WHAT IS NEEDED:
Convert every line of the entries below into a Markdown table with the columns "No." and "Line," numbering the rows in order and skipping blank lines. Leave the pictures out of the table.

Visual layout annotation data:
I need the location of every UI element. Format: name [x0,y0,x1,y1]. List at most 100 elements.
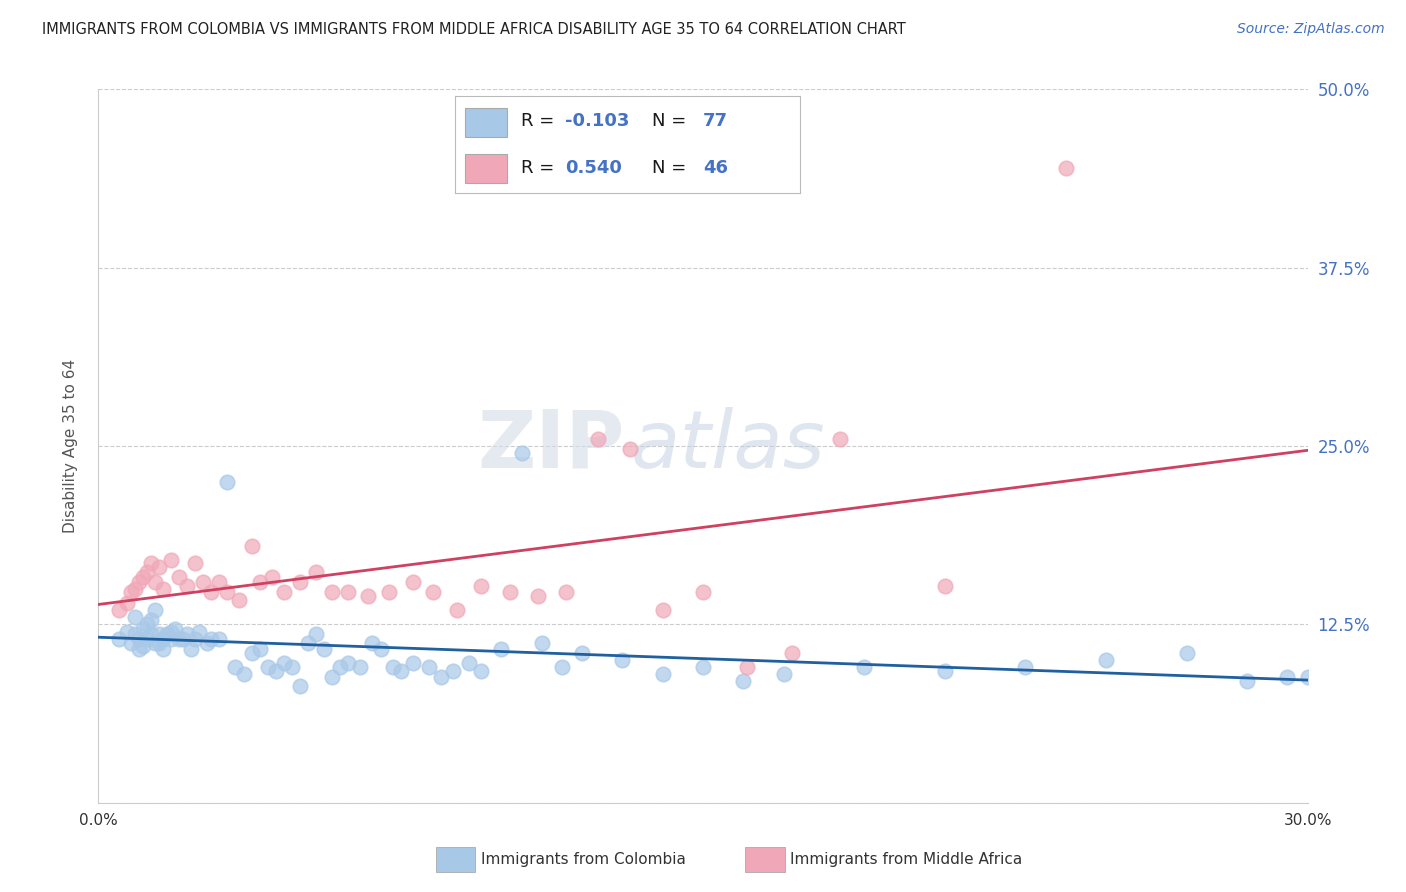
Point [772,667,794,681]
Point [651,603,673,617]
Point [321,670,343,684]
Point [132,622,155,636]
Point [208,632,231,646]
Point [184,556,207,570]
Point [172,632,194,646]
Point [240,539,263,553]
Point [195,636,218,650]
Point [152,641,174,656]
Point [692,584,714,599]
Point [337,656,360,670]
Point [458,656,481,670]
Point [132,639,155,653]
Point [357,589,380,603]
Point [217,584,239,599]
Point [281,660,304,674]
Point [288,574,311,589]
Point [256,660,278,674]
Point [305,565,328,579]
Point [139,556,162,570]
Point [305,627,328,641]
Point [143,574,166,589]
Text: ZIP: ZIP [477,407,624,485]
Point [737,660,759,674]
Point [200,632,222,646]
Point [780,646,803,660]
Point [115,596,138,610]
Point [160,624,183,639]
Point [934,579,956,593]
Point [1296,670,1319,684]
Point [571,646,593,660]
Point [148,636,170,650]
Point [853,660,876,674]
Point [143,603,166,617]
Point [128,632,150,646]
Point [180,641,202,656]
Point [692,660,714,674]
Point [418,660,440,674]
Point [176,627,198,641]
Point [1014,660,1036,674]
Point [135,617,157,632]
Point [491,641,513,656]
Point [422,584,444,599]
Point [402,656,425,670]
Point [124,582,146,596]
Point [148,560,170,574]
Point [120,584,142,599]
Text: Immigrants from Middle Africa: Immigrants from Middle Africa [790,853,1022,867]
Point [135,632,157,646]
Point [148,627,170,641]
Point [934,665,956,679]
Point [612,653,634,667]
Y-axis label: Disability Age 35 to 64: Disability Age 35 to 64 [63,359,77,533]
Point [124,610,146,624]
Point [124,627,146,641]
Point [337,584,360,599]
Point [586,432,609,446]
Point [132,570,155,584]
Point [314,641,336,656]
Text: IMMIGRANTS FROM COLOMBIA VS IMMIGRANTS FROM MIDDLE AFRICA DISABILITY AGE 35 TO 6: IMMIGRANTS FROM COLOMBIA VS IMMIGRANTS F… [42,22,905,37]
Point [377,584,399,599]
Point [430,670,453,684]
Point [288,679,311,693]
Point [828,432,851,446]
Point [249,641,271,656]
Point [510,446,533,460]
Point [619,442,641,456]
Point [163,622,186,636]
Point [1175,646,1198,660]
Point [107,603,129,617]
Point [1095,653,1118,667]
Point [128,641,150,656]
Text: Source: ZipAtlas.com: Source: ZipAtlas.com [1237,22,1385,37]
Point [160,632,183,646]
Point [156,627,179,641]
Point [139,613,162,627]
Point [264,665,287,679]
Point [551,660,574,674]
Point [249,574,271,589]
Point [228,593,250,607]
Point [329,660,352,674]
Point [498,584,520,599]
Point [128,574,150,589]
Point [120,636,142,650]
Point [176,579,198,593]
Point [115,624,138,639]
Point [441,665,464,679]
Point [733,674,755,689]
Point [273,656,295,670]
Point [224,660,246,674]
Point [470,579,492,593]
Point [651,667,673,681]
Point [297,636,319,650]
Point [152,582,174,596]
Point [370,641,392,656]
Point [232,667,254,681]
Point [381,660,404,674]
Point [260,570,283,584]
Point [160,553,183,567]
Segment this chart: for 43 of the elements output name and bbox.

WORKED ANSWER:
| No. | Line |
|---|---|
| 1 | I need the location of every UI element. Format: name [x0,y0,x1,y1]. List at most 100 elements. |
| 2 | Point [772,667,794,681] |
| 3 | Point [651,603,673,617] |
| 4 | Point [321,670,343,684] |
| 5 | Point [132,622,155,636] |
| 6 | Point [208,632,231,646] |
| 7 | Point [184,556,207,570] |
| 8 | Point [172,632,194,646] |
| 9 | Point [240,539,263,553] |
| 10 | Point [195,636,218,650] |
| 11 | Point [152,641,174,656] |
| 12 | Point [692,584,714,599] |
| 13 | Point [337,656,360,670] |
| 14 | Point [458,656,481,670] |
| 15 | Point [132,639,155,653] |
| 16 | Point [357,589,380,603] |
| 17 | Point [217,584,239,599] |
| 18 | Point [281,660,304,674] |
| 19 | Point [288,574,311,589] |
| 20 | Point [256,660,278,674] |
| 21 | Point [305,565,328,579] |
| 22 | Point [139,556,162,570] |
| 23 | Point [305,627,328,641] |
| 24 | Point [143,574,166,589] |
| 25 | Text: ZIP: ZIP [477,407,624,485] |
| 26 | Point [737,660,759,674] |
| 27 | Point [200,632,222,646] |
| 28 | Point [780,646,803,660] |
| 29 | Point [115,596,138,610] |
| 30 | Point [160,624,183,639] |
| 31 | Point [934,579,956,593] |
| 32 | Point [1296,670,1319,684] |
| 33 | Point [571,646,593,660] |
| 34 | Point [148,636,170,650] |
| 35 | Point [853,660,876,674] |
| 36 | Point [143,603,166,617] |
| 37 | Point [128,632,150,646] |
| 38 | Point [180,641,202,656] |
| 39 | Point [692,660,714,674] |
| 40 | Point [418,660,440,674] |
| 41 | Point [176,627,198,641] |
| 42 | Point [1014,660,1036,674] |
| 43 | Point [135,617,157,632] |
| 44 | Point [491,641,513,656] |
| 45 | Point [422,584,444,599] |
| 46 | Point [402,656,425,670] |
| 47 | Point [124,582,146,596] |
| 48 | Point [148,560,170,574] |
| 49 | Point [120,584,142,599] |
| 50 | Text: Immigrants from Middle Africa: Immigrants from Middle Africa [790,853,1022,867] |
| 51 | Point [135,632,157,646] |
| 52 | Point [148,627,170,641] |
| 53 | Point [934,665,956,679] |
| 54 | Point [612,653,634,667] |
| 55 | Y-axis label: Disability Age 35 to 64: Disability Age 35 to 64 [63,359,77,533] |
| 56 | Point [124,610,146,624] |
| 57 | Point [124,627,146,641] |
| 58 | Point [337,584,360,599] |
| 59 | Point [586,432,609,446] |
| 60 | Point [132,570,155,584] |
| 61 | Point [314,641,336,656] |
| 62 | Text: IMMIGRANTS FROM COLOMBIA VS IMMIGRANTS FROM MIDDLE AFRICA DISABILITY AGE 35 TO 6: IMMIGRANTS FROM COLOMBIA VS IMMIGRANTS F… [42,22,905,37] |
| 63 | Point [377,584,399,599] |
| 64 | Point [430,670,453,684] |
| 65 | Point [288,679,311,693] |
| 66 | Point [828,432,851,446] |
| 67 | Point [249,641,271,656] |
| 68 | Point [510,446,533,460] |
| 69 | Point [619,442,641,456] |
| 70 | Point [163,622,186,636] |
| 71 | Point [1175,646,1198,660] |
| 72 | Point [107,603,129,617] |
| 73 | Point [1095,653,1118,667] |
| 74 | Point [128,641,150,656] |
| 75 | Text: Source: ZipAtlas.com: Source: ZipAtlas.com [1237,22,1385,37] |
| 76 | Point [160,632,183,646] |
| 77 | Point [156,627,179,641] |
| 78 | Point [139,613,162,627] |
| 79 | Point [264,665,287,679] |
| 80 | Point [551,660,574,674] |
| 81 | Point [249,574,271,589] |
| 82 | Point [228,593,250,607] |
| 83 | Point [329,660,352,674] |
| 84 | Point [498,584,520,599] |
| 85 | Point [128,574,150,589] |
| 86 | Point [120,636,142,650] |
| 87 | Point [176,579,198,593] |
| 88 | Point [115,624,138,639] |
| 89 | Point [441,665,464,679] |
| 90 | Point [733,674,755,689] |
| 91 | Point [273,656,295,670] |
| 92 | Point [224,660,246,674] |
| 93 | Point [470,579,492,593] |
| 94 | Point [651,667,673,681] |
| 95 | Point [297,636,319,650] |
| 96 | Point [152,582,174,596] |
| 97 | Point [370,641,392,656] |
| 98 | Point [232,667,254,681] |
| 99 | Point [381,660,404,674] |
| 100 | Point [260,570,283,584] |
| 101 | Point [160,553,183,567] |
| 102 | Segment this chart: for 43 of the elements output name and bbox. |